> [WHAT YOU WILL DO] Find the lines containing "gauge" and say how many there are, with no other words.

[Dataset entries]
▼

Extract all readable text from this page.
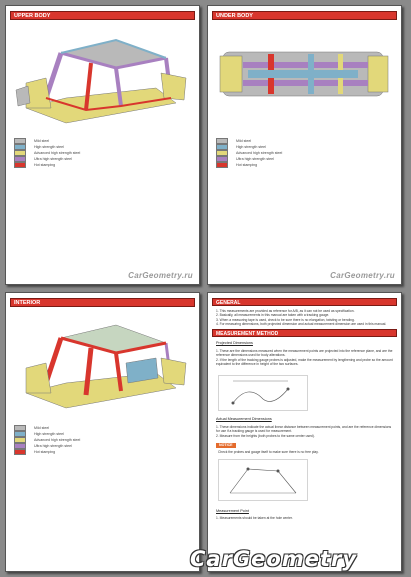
UPPER BODY
Mild steel
High strength steel
Advanced high strength steel
Ultra high strength steel
Hot stamping
CarGeometry.ru
UNDER BODY
Mild steel
High strength steel
Advanced high strength steel
Ultra high strength steel
Hot stamping
CarGeometry.ru
INTERIOR
Mild steel
High strength steel
Advanced high strength steel
Ultra high strength steel
Hot stamping
GENERAL
1. This measurements are provided as reference for A/B, as it can not be used as specification.
2. Basically, all measurements in this manual are taken with a tracking gauge.
3. When a measuring tape is used, check to be sure there is no elongation, twisting or bending.
4. For measuring dimensions, both projected dimension and actual measurement dimension are used in this manual.
MEASUREMENT METHOD
Projected Dimensions
1. These are the dimensions measured when the measurement points are projected into the reference plane, and are the reference dimensions used for body alterations.
2. If the length of the tracking gauge probes is adjusted, make the measurement by lengthening and probe so the amount equivalent to the difference in height of the two surfaces.
Actual Measurement Dimensions
1. These dimensions indicate the actual linear distance between measurement points, and are the reference dimensions for use if a tracking gauge is used for measurement.
2. Measure from the heights (both probes to the same center used).
NOTICE
Check the probes and gauge itself to make sure there is no free play.
Measurement Point
1. Measurements should be taken at the hole center.
CarGeometry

▲

> [FINAL RESULT] 4